▶ WHAT IS REQUIRED
Transcribe all the entries word for word, omitting any pictures they contain.

Dataset entries
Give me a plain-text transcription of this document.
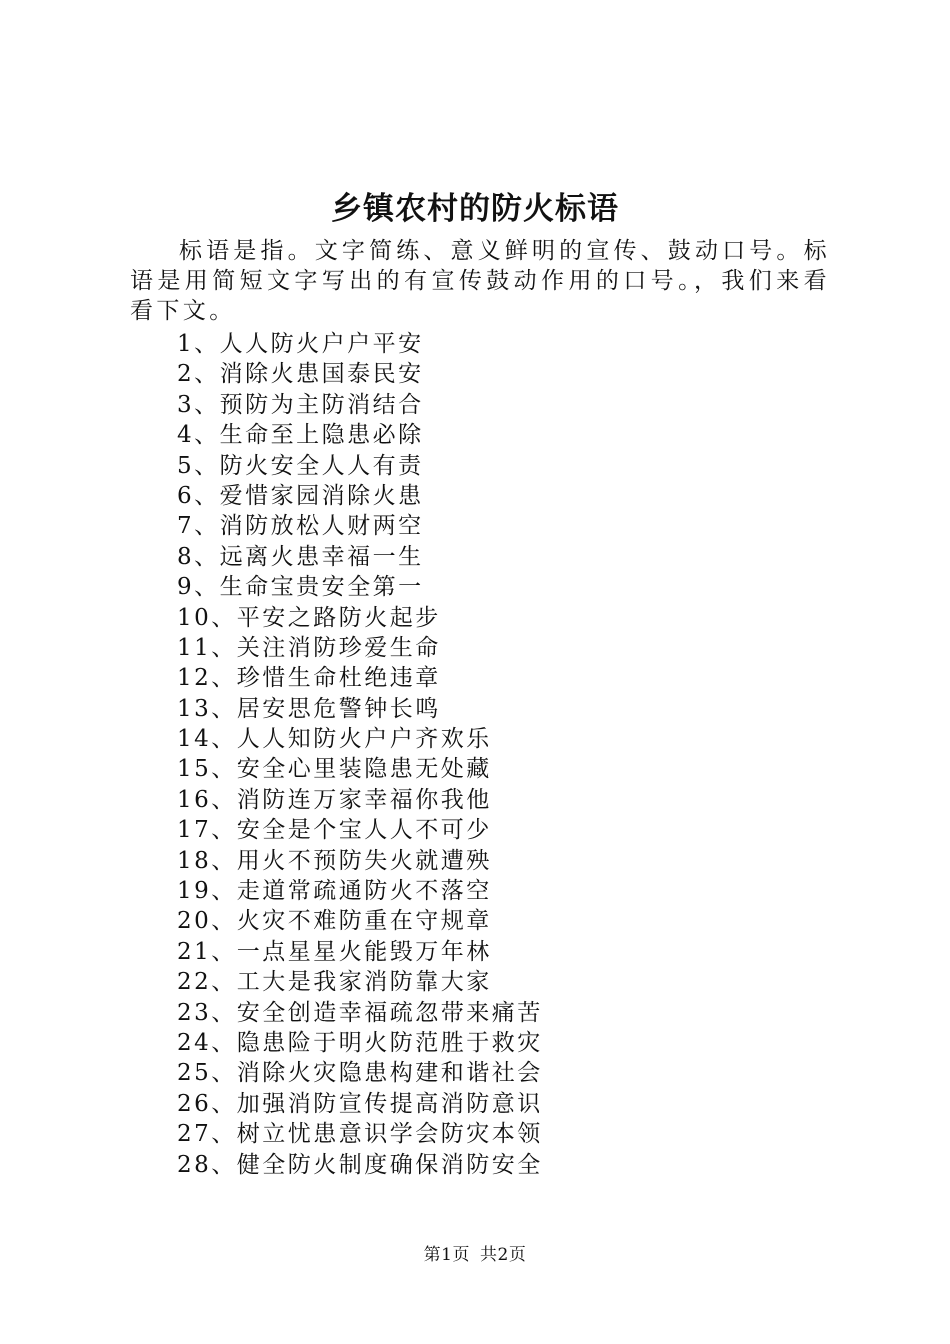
乡镇农村的防火标语
标语是指。文字简练、意义鲜明的宣传、鼓动口号。标语是用简短文字写出的有宣传鼓动作用的口号。，我们来看看下文。
1、人人防火户户平安
2、消除火患国泰民安
3、预防为主防消结合
4、生命至上隐患必除
5、防火安全人人有责
6、爱惜家园消除火患
7、消防放松人财两空
8、远离火患幸福一生
9、生命宝贵安全第一
10、平安之路防火起步
11、关注消防珍爱生命
12、珍惜生命杜绝违章
13、居安思危警钟长鸣
14、人人知防火户户齐欢乐
15、安全心里装隐患无处藏
16、消防连万家幸福你我他
17、安全是个宝人人不可少
18、用火不预防失火就遭殃
19、走道常疏通防火不落空
20、火灾不难防重在守规章
21、一点星星火能毁万年林
22、工大是我家消防靠大家
23、安全创造幸福疏忽带来痛苦
24、隐患险于明火防范胜于救灾
25、消除火灾隐患构建和谐社会
26、加强消防宣传提高消防意识
27、树立忧患意识学会防灾本领
28、健全防火制度确保消防安全
第1页 共2页
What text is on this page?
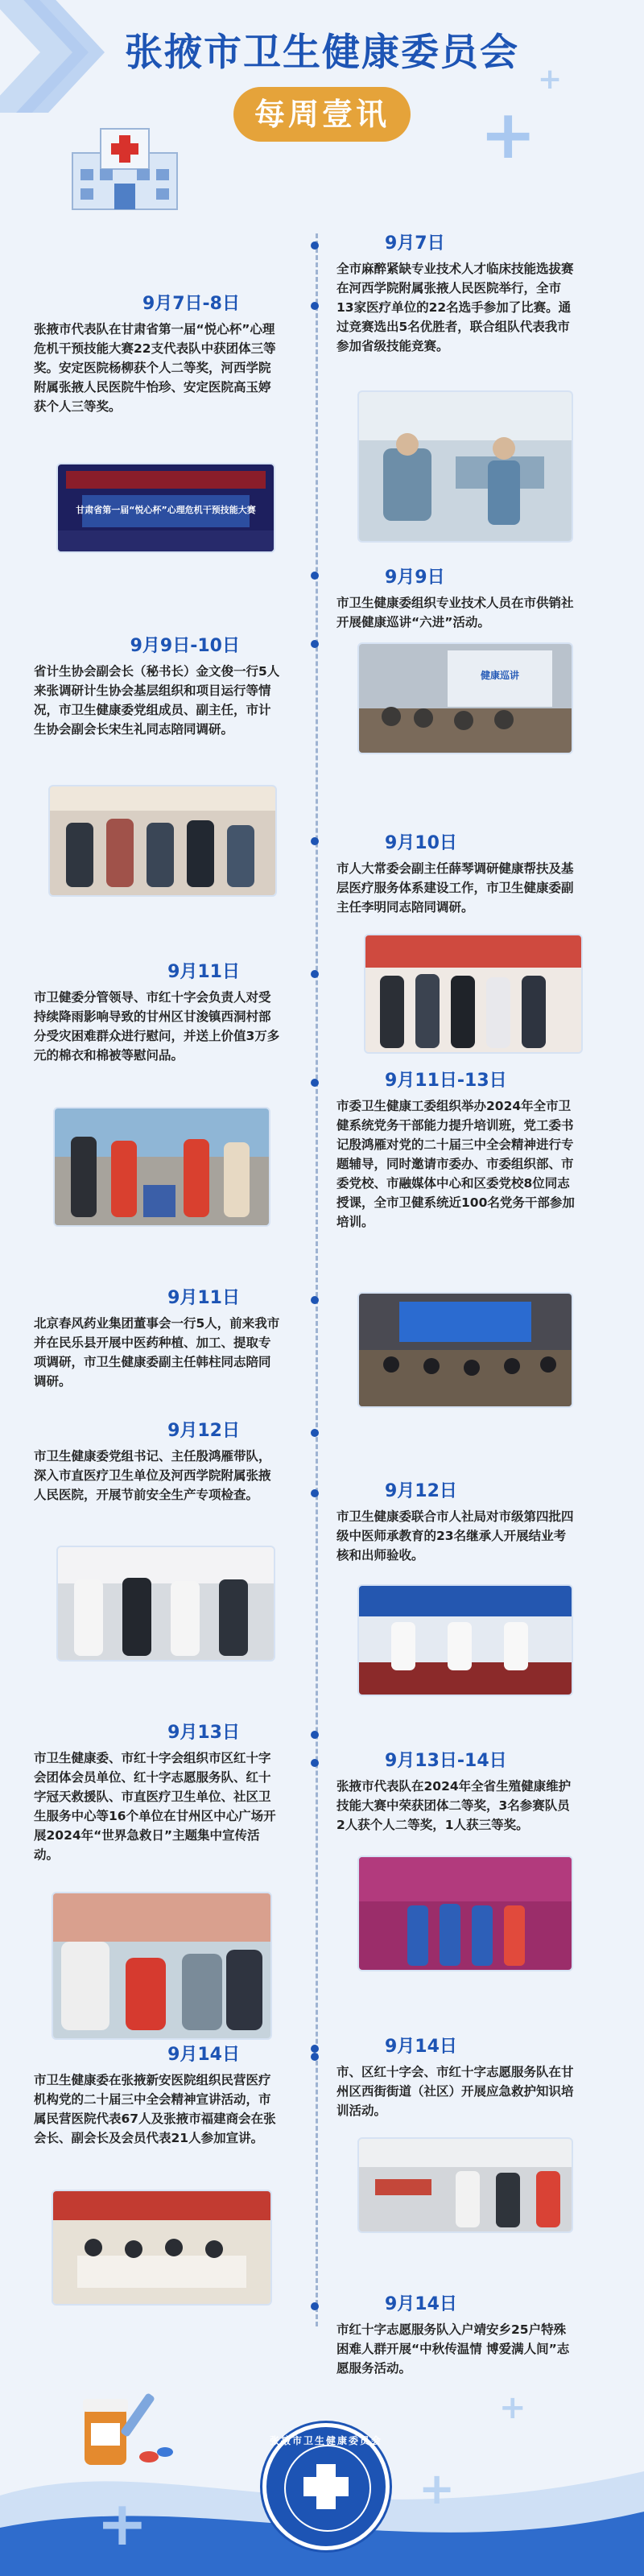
+
+
张掖市卫生健康委员会
每周壹讯
9月7日
全市麻醉紧缺专业技术人才临床技能选拔赛在河西学院附属张掖人民医院举行，全市13家医疗单位的22名选手参加了比赛。通过竞赛选出5名优胜者，联合组队代表我市参加省级技能竞赛。
9月7日-8日
张掖市代表队在甘肃省第一届“悦心杯”心理危机干预技能大赛22支代表队中获团体三等奖。安定医院杨柳获个人二等奖，河西学院附属张掖人民医院牛怡珍、安定医院高玉婷获个人三等奖。
甘肃省第一届“悦心杯”心理危机干预技能大赛
9月9日
市卫生健康委组织专业技术人员在市供销社开展健康巡讲“六进”活动。
健康巡讲
9月9日-10日
省计生协会副会长（秘书长）金文俊一行5人来张调研计生协会基层组织和项目运行等情况，市卫生健康委党组成员、副主任，市计生协会副会长宋生礼同志陪同调研。
9月10日
市人大常委会副主任薛琴调研健康帮扶及基层医疗服务体系建设工作，市卫生健康委副主任李明同志陪同调研。
9月11日
市卫健委分管领导、市红十字会负责人对受持续降雨影响导致的甘州区甘浚镇西洞村部分受灾困难群众进行慰问，并送上价值3万多元的棉衣和棉被等慰问品。
9月11日-13日
市委卫生健康工委组织举办2024年全市卫健系统党务干部能力提升培训班，党工委书记殷鸿雁对党的二十届三中全会精神进行专题辅导，同时邀请市委办、市委组织部、市委党校、市融媒体中心和区委党校8位同志授课，全市卫健系统近100名党务干部参加培训。
9月11日
北京春风药业集团董事会一行5人，前来我市并在民乐县开展中医药种植、加工、提取专项调研，市卫生健康委副主任韩柱同志陪同调研。
9月12日
市卫生健康委党组书记、主任殷鸿雁带队，深入市直医疗卫生单位及河西学院附属张掖人民医院，开展节前安全生产专项检查。	9月12日
市卫生健康委联合市人社局对市级第四批四级中医师承教育的23名继承人开展结业考核和出师验收。
9月13日
市卫生健康委、市红十字会组织市区红十字会团体会员单位、红十字志愿服务队、红十字冠天救援队、市直医疗卫生单位、社区卫生服务中心等16个单位在甘州区中心广场开展2024年“世界急救日”主题集中宣传活动。
9月13日-14日
张掖市代表队在2024年全省生殖健康维护技能大赛中荣获团体二等奖，3名参赛队员2人获个人二等奖，1人获三等奖。
9月14日
市卫生健康委在张掖新安医院组织民营医疗机构党的二十届三中全会精神宣讲活动，市属民营医院代表67人及张掖市福建商会在张会长、副会长及会员代表21人参加宣讲。
9月14日
市、区红十字会、市红十字志愿服务队在甘州区西街街道（社区）开展应急救护知识培训活动。
9月14日
市红十字志愿服务队入户靖安乡25户特殊困难人群开展“中秋传温情 博爱满人间”志愿服务活动。
+	+
+
张掖市卫生健康委员会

▶ WRITTEN SOLUTION
Give me a plain-text transcription of this document.
乡镇农村的防火标语
标语是指。文字简练、意义鲜明的宣传、鼓动口号。标语是用简短文字写出的有宣传鼓动作用的口号。，我们来看看下文。
1、人人防火户户平安
2、消除火患国泰民安
3、预防为主防消结合
4、生命至上隐患必除
5、防火安全人人有责
6、爱惜家园消除火患
7、消防放松人财两空
8、远离火患幸福一生
9、生命宝贵安全第一
10、平安之路防火起步
11、关注消防珍爱生命
12、珍惜生命杜绝违章
13、居安思危警钟长鸣
14、人人知防火户户齐欢乐
15、安全心里装隐患无处藏
16、消防连万家幸福你我他
17、安全是个宝人人不可少
18、用火不预防失火就遭殃
19、走道常疏通防火不落空
20、火灾不难防重在守规章
21、一点星星火能毁万年林
22、工大是我家消防靠大家
23、安全创造幸福疏忽带来痛苦
24、隐患险于明火防范胜于救灾
25、消除火灾隐患构建和谐社会
26、加强消防宣传提高消防意识
27、树立忧患意识学会防灾本领
28、健全防火制度确保消防安全
第1页 共2页
What text is on this page?
+
+
张掖市卫生健康委员会
每周壹讯
9月7日
全市麻醉紧缺专业技术人才临床技能选拔赛在河西学院附属张掖人民医院举行，全市13家医疗单位的22名选手参加了比赛。通过竞赛选出5名优胜者，联合组队代表我市参加省级技能竞赛。
9月7日-8日
张掖市代表队在甘肃省第一届“悦心杯”心理危机干预技能大赛22支代表队中获团体三等奖。安定医院杨柳获个人二等奖，河西学院附属张掖人民医院牛怡珍、安定医院高玉婷获个人三等奖。
甘肃省第一届“悦心杯”心理危机干预技能大赛
9月9日
市卫生健康委组织专业技术人员在市供销社开展健康巡讲“六进”活动。
健康巡讲
9月9日-10日
省计生协会副会长（秘书长）金文俊一行5人来张调研计生协会基层组织和项目运行等情况，市卫生健康委党组成员、副主任，市计生协会副会长宋生礼同志陪同调研。
9月10日
市人大常委会副主任薛琴调研健康帮扶及基层医疗服务体系建设工作，市卫生健康委副主任李明同志陪同调研。
9月11日
市卫健委分管领导、市红十字会负责人对受持续降雨影响导致的甘州区甘浚镇西洞村部分受灾困难群众进行慰问，并送上价值3万多元的棉衣和棉被等慰问品。
9月11日-13日
市委卫生健康工委组织举办2024年全市卫健系统党务干部能力提升培训班，党工委书记殷鸿雁对党的二十届三中全会精神进行专题辅导，同时邀请市委办、市委组织部、市委党校、市融媒体中心和区委党校8位同志授课，全市卫健系统近100名党务干部参加培训。
9月11日
北京春风药业集团董事会一行5人，前来我市并在民乐县开展中医药种植、加工、提取专项调研，市卫生健康委副主任韩柱同志陪同调研。
9月12日
市卫生健康委党组书记、主任殷鸿雁带队，深入市直医疗卫生单位及河西学院附属张掖人民医院，开展节前安全生产专项检查。	9月12日
市卫生健康委联合市人社局对市级第四批四级中医师承教育的23名继承人开展结业考核和出师验收。
9月13日
市卫生健康委、市红十字会组织市区红十字会团体会员单位、红十字志愿服务队、红十字冠天救援队、市直医疗卫生单位、社区卫生服务中心等16个单位在甘州区中心广场开展2024年“世界急救日”主题集中宣传活动。
9月13日-14日
张掖市代表队在2024年全省生殖健康维护技能大赛中荣获团体二等奖，3名参赛队员2人获个人二等奖，1人获三等奖。
9月14日
市卫生健康委在张掖新安医院组织民营医疗机构党的二十届三中全会精神宣讲活动，市属民营医院代表67人及张掖市福建商会在张会长、副会长及会员代表21人参加宣讲。
9月14日
市、区红十字会、市红十字志愿服务队在甘州区西街街道（社区）开展应急救护知识培训活动。
9月14日
市红十字志愿服务队入户靖安乡25户特殊困难人群开展“中秋传温情 博爱满人间”志愿服务活动。
+	+
+
张掖市卫生健康委员会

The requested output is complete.